• Task instructions: Gather all lines with "this" from the records.

• Provided records:

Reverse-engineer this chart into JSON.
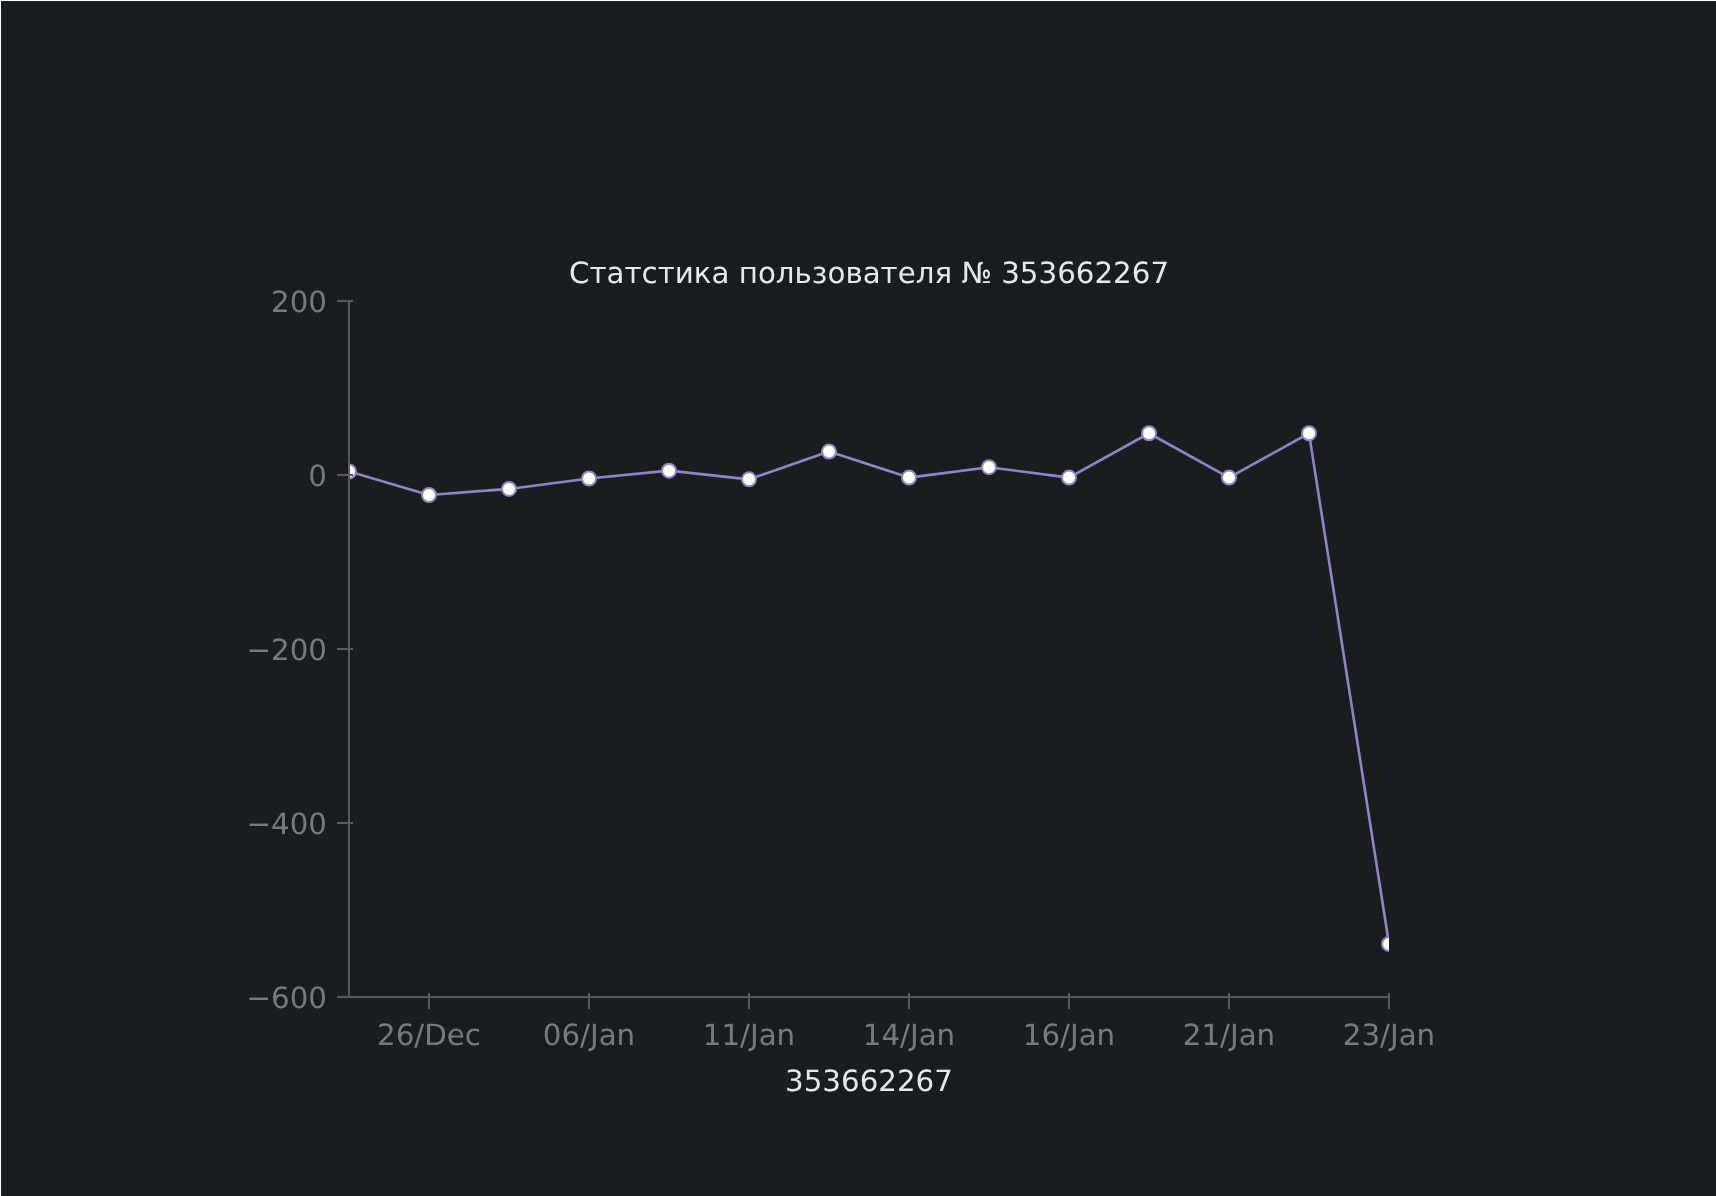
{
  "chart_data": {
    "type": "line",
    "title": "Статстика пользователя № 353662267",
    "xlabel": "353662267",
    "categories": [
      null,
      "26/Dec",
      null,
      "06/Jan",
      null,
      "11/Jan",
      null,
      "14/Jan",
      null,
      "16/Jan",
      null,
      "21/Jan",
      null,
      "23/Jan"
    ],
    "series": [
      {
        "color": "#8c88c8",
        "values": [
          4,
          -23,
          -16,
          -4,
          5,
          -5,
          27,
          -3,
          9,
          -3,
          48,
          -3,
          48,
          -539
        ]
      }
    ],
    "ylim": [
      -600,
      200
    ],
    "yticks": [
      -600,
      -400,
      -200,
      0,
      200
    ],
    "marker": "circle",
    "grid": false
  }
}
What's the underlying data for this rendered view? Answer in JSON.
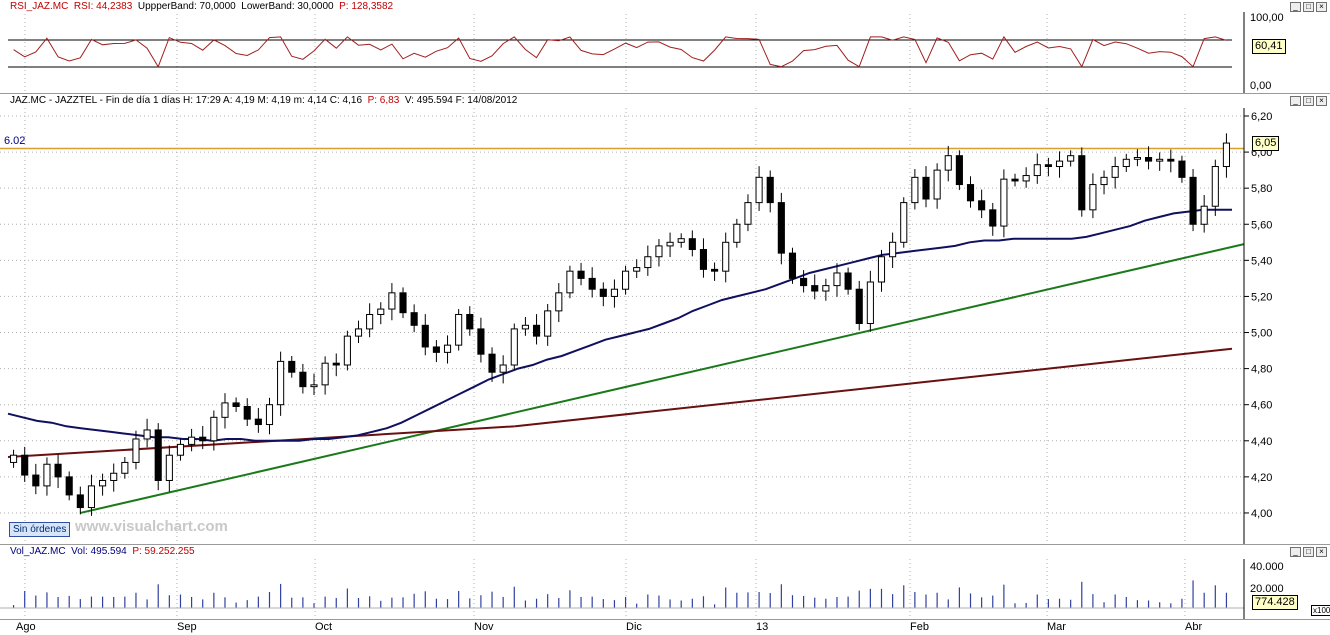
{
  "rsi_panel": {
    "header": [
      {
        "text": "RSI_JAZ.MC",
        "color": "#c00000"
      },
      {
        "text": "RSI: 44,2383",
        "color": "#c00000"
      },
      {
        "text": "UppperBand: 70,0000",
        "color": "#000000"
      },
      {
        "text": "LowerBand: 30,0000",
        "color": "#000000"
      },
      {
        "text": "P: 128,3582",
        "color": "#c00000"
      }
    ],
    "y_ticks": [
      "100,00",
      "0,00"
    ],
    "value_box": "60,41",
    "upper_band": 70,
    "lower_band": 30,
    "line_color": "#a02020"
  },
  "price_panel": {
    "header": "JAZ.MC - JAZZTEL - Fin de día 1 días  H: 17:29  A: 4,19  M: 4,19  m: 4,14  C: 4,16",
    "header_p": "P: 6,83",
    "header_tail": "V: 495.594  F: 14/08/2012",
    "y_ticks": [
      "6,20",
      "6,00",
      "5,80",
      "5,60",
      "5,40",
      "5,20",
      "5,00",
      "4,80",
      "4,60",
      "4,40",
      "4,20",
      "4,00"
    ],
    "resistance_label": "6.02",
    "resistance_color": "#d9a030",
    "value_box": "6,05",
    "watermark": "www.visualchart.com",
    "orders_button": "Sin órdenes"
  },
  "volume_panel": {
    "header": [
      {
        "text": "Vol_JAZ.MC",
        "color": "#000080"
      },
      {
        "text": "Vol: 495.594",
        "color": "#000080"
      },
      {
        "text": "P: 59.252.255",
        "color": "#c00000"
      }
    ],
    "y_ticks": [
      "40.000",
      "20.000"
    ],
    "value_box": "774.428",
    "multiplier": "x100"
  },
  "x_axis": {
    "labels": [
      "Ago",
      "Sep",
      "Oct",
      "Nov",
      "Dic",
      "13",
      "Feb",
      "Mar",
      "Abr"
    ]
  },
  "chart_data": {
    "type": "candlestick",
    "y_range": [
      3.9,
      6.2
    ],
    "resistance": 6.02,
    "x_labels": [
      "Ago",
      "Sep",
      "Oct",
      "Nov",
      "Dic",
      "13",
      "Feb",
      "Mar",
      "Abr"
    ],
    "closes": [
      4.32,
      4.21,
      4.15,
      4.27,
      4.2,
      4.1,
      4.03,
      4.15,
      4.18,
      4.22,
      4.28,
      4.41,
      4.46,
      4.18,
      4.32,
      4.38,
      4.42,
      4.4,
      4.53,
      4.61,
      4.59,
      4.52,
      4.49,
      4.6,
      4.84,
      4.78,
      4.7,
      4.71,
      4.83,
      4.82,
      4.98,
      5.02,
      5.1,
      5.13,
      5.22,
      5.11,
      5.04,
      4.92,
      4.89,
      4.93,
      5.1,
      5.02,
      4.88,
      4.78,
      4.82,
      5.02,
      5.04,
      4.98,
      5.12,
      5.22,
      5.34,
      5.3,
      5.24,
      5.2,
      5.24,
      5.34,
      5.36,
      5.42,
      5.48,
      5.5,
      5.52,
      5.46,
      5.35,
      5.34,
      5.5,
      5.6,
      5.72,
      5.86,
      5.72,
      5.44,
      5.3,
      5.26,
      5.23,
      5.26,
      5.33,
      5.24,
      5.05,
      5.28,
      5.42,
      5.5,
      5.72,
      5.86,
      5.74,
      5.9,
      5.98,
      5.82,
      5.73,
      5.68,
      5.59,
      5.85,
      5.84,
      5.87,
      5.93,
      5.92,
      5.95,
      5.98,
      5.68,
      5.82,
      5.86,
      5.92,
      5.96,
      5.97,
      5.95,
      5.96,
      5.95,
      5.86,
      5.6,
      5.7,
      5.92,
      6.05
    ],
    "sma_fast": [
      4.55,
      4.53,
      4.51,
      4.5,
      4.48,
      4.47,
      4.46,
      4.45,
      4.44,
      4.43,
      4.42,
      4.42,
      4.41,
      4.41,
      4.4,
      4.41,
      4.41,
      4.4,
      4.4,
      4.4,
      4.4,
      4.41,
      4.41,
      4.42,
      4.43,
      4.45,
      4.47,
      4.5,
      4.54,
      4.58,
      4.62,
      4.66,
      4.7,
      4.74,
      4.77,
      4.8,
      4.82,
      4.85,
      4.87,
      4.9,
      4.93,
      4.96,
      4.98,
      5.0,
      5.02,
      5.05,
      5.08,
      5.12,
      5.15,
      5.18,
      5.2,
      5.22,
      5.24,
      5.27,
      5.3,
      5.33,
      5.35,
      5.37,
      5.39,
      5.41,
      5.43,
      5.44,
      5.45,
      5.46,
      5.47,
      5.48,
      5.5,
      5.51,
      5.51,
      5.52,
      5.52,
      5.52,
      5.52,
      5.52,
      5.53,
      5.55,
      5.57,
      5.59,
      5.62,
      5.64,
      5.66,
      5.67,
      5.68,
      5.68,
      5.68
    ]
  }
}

---

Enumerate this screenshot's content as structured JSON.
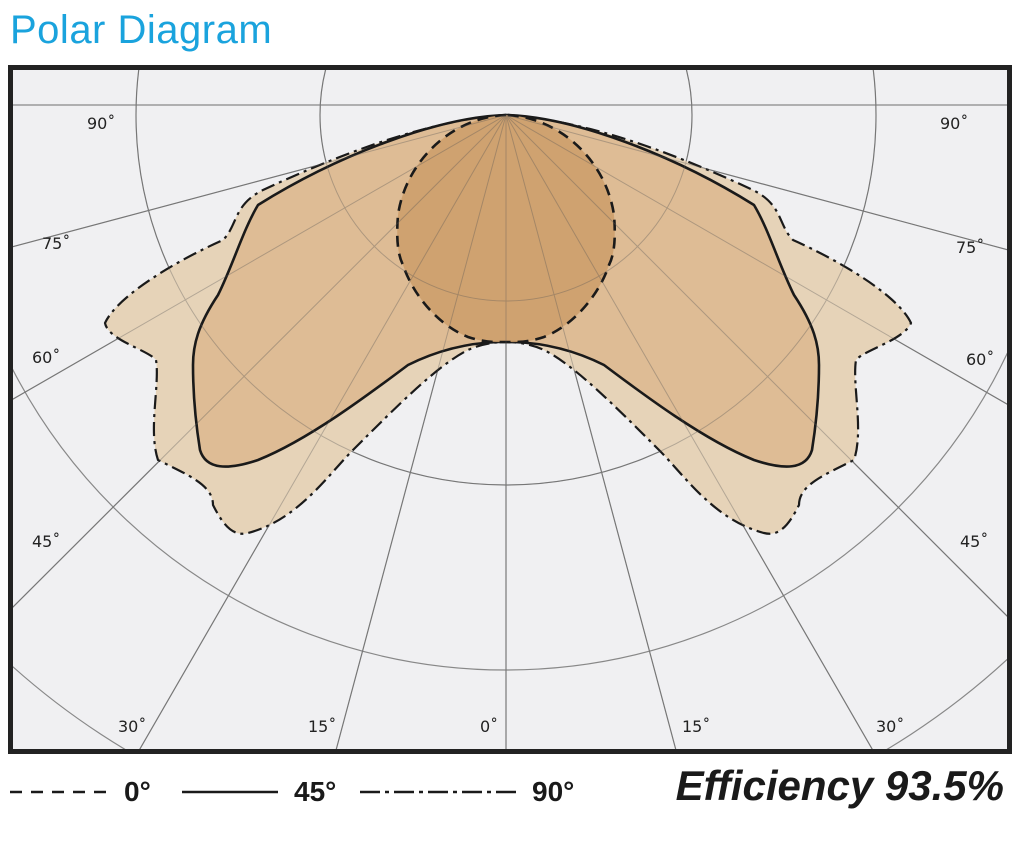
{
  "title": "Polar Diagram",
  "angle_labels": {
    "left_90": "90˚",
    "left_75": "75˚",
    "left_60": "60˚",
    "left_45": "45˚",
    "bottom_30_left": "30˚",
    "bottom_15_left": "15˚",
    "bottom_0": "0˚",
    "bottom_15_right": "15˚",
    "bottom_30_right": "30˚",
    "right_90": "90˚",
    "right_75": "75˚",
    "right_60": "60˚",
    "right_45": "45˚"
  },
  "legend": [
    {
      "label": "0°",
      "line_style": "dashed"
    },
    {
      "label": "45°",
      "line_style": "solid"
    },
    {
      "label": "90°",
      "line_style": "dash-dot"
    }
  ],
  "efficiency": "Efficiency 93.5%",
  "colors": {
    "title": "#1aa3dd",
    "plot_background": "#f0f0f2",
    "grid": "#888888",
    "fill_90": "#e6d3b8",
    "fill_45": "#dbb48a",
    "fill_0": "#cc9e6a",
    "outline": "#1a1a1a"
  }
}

• Solved exercise:
Reverse-engineer this chart into JSON.
What's the underlying data for this rendered view? Answer in JSON.
Enumerate this screenshot's content as structured JSON.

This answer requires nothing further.